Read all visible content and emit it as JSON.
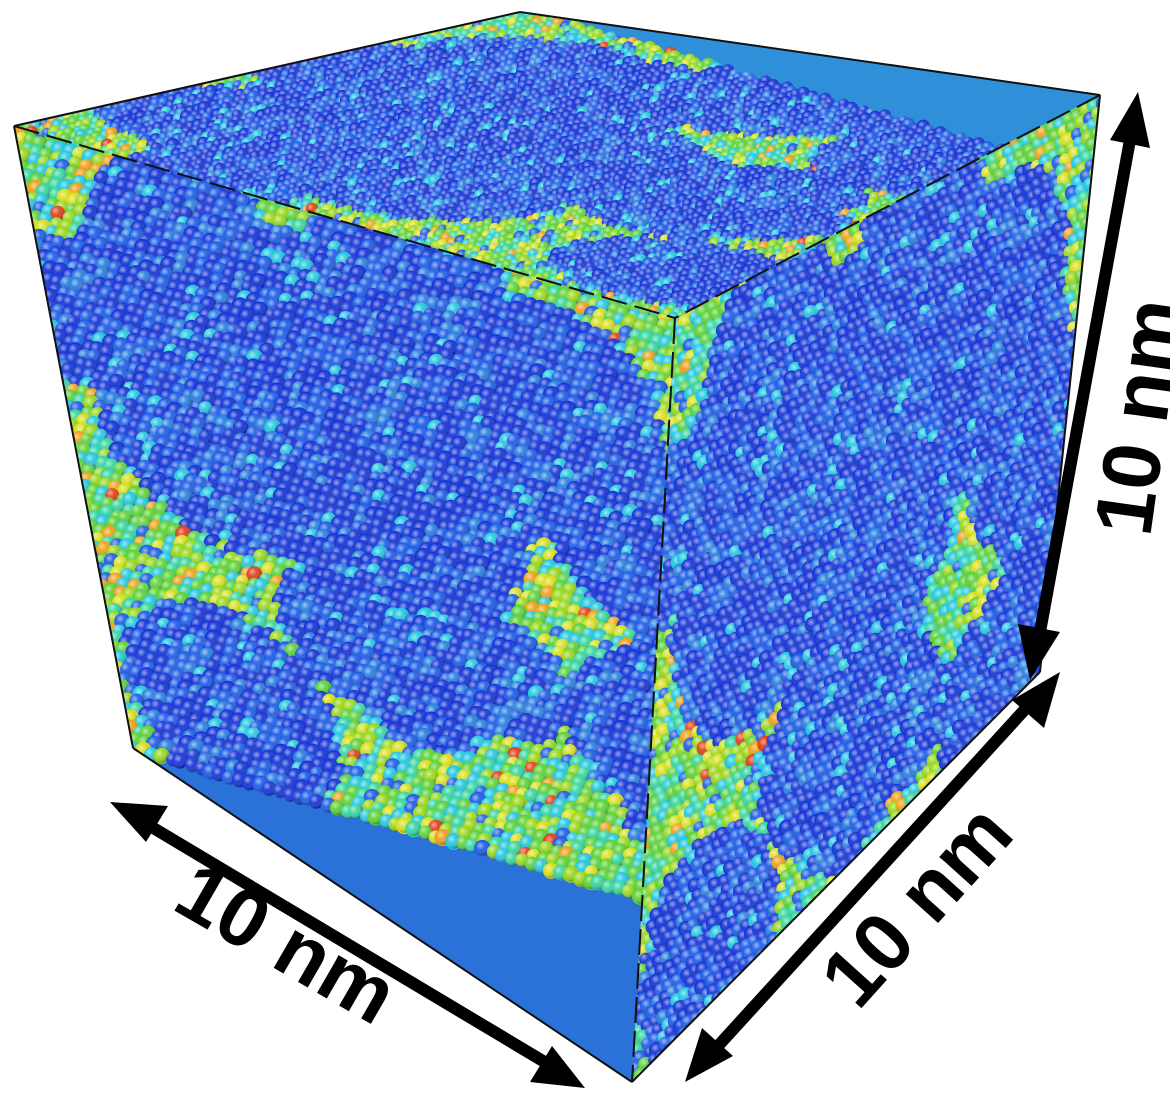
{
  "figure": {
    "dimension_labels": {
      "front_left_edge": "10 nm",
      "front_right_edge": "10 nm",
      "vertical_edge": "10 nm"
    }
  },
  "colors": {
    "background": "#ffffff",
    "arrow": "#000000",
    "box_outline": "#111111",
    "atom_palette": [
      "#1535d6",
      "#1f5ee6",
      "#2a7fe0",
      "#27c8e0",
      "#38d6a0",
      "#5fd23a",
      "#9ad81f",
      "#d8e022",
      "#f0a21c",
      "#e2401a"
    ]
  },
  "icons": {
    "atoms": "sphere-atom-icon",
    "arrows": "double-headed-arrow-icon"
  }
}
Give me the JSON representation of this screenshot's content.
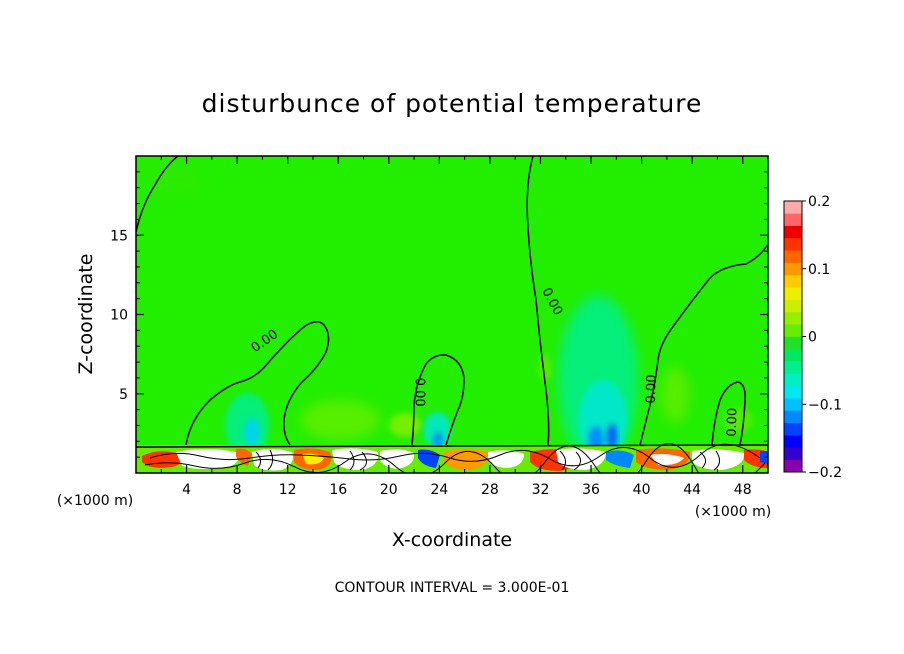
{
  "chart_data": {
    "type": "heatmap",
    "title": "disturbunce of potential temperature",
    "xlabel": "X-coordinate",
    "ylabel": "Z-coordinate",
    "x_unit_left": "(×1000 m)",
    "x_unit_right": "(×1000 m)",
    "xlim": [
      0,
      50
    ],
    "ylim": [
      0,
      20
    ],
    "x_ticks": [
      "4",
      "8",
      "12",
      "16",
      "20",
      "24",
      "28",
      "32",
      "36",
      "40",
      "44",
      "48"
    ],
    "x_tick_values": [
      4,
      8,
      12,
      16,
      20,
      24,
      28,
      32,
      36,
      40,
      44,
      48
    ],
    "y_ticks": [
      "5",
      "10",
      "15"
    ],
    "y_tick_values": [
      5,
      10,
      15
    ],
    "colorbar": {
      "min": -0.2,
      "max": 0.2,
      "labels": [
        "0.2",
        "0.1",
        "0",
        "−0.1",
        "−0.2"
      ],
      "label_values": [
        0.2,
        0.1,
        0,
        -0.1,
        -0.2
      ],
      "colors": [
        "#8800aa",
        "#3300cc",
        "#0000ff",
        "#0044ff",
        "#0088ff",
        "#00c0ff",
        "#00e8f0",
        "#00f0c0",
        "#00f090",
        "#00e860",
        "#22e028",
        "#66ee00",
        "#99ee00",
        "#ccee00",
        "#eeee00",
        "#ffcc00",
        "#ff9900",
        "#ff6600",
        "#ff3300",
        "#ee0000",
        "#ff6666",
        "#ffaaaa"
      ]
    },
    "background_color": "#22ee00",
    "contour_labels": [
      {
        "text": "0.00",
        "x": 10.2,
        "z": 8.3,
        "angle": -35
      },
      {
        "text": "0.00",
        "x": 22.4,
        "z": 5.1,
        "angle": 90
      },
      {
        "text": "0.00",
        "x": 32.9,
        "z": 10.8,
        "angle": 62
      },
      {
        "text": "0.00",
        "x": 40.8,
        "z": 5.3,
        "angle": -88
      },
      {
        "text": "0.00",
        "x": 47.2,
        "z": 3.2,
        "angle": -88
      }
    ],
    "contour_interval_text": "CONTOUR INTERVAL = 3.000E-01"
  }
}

**REQUIRED WORK**
For each line of the entries that includes "content", show that line.

**RESULT BELOW**
Read all visible content and emit it as JSON.
Give me the JSON representation of this screenshot's content.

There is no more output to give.